* START *
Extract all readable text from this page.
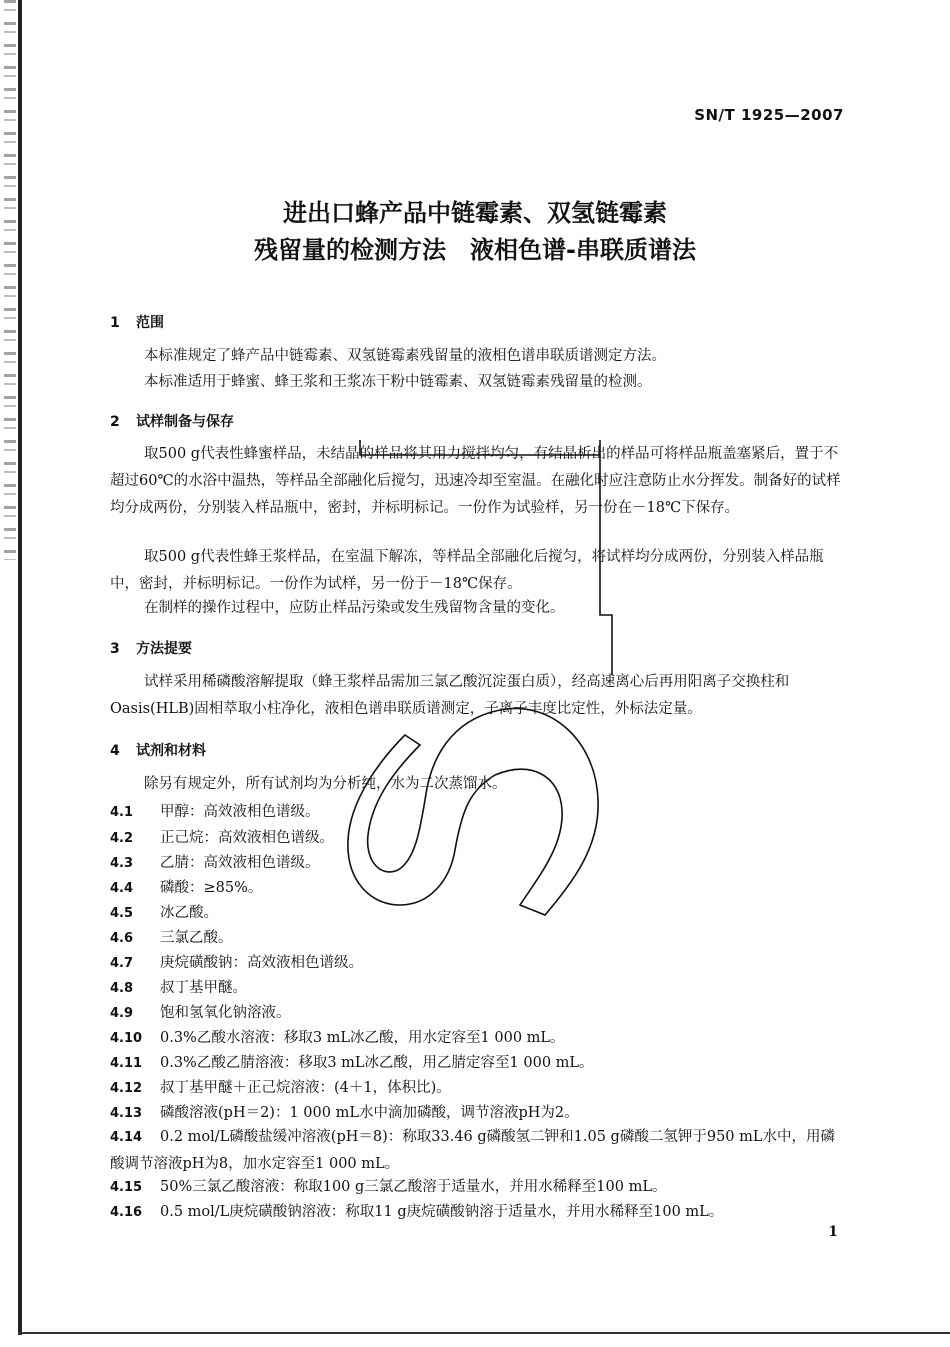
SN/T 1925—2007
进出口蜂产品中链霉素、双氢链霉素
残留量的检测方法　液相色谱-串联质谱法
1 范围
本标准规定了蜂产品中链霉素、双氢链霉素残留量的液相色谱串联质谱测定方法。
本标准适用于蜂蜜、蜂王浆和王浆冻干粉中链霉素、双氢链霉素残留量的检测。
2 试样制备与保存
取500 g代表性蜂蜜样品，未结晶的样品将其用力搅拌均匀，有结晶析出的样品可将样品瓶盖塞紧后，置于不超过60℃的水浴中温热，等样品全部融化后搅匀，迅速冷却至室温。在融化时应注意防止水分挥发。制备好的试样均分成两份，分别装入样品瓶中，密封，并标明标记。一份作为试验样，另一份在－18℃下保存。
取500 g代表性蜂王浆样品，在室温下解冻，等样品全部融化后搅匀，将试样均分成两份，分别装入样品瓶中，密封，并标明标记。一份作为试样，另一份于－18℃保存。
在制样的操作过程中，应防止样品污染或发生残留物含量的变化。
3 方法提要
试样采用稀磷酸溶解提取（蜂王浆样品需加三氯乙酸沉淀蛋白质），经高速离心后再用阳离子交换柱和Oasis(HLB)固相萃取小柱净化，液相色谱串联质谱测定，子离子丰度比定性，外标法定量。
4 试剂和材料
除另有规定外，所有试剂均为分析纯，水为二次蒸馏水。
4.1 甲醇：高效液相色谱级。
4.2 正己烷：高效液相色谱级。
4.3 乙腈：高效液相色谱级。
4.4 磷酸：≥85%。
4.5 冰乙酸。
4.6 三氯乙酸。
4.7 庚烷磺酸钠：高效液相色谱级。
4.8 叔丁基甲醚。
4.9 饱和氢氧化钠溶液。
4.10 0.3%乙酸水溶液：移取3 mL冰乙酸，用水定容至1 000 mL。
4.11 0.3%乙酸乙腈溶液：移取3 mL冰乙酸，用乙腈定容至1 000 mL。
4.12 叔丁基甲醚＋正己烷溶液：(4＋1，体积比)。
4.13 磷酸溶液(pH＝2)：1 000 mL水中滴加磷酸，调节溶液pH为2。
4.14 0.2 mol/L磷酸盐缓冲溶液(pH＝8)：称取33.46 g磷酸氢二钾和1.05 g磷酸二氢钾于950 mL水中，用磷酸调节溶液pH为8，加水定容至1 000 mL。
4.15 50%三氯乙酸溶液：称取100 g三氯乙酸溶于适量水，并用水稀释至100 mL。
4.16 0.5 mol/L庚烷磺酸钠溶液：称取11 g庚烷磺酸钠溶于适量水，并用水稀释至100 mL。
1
* END *
* START *
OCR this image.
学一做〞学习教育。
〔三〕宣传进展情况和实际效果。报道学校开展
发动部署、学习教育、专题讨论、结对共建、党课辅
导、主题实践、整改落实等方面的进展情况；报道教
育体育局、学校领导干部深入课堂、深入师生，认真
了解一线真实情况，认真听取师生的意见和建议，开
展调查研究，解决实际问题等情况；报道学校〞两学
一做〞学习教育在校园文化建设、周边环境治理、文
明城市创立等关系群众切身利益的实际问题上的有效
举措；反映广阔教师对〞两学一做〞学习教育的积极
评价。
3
* END *
**Exercise aim:** Check each line of the entries for the string "并标明标记". Copy the lines that have it.

**Answer to the problem:**
取500 g代表性蜂蜜样品，未结晶的样品将其用力搅拌均匀，有结晶析出的样品可将样品瓶盖塞紧后，置于不超过60℃的水浴中温热，等样品全部融化后搅匀，迅速冷却至室温。在融化时应注意防止水分挥发。制备好的试样均分成两份，分别装入样品瓶中，密封，并标明标记。一份作为试验样，另一份在－18℃下保存。
取500 g代表性蜂王浆样品，在室温下解冻，等样品全部融化后搅匀，将试样均分成两份，分别装入样品瓶中，密封，并标明标记。一份作为试样，另一份于－18℃保存。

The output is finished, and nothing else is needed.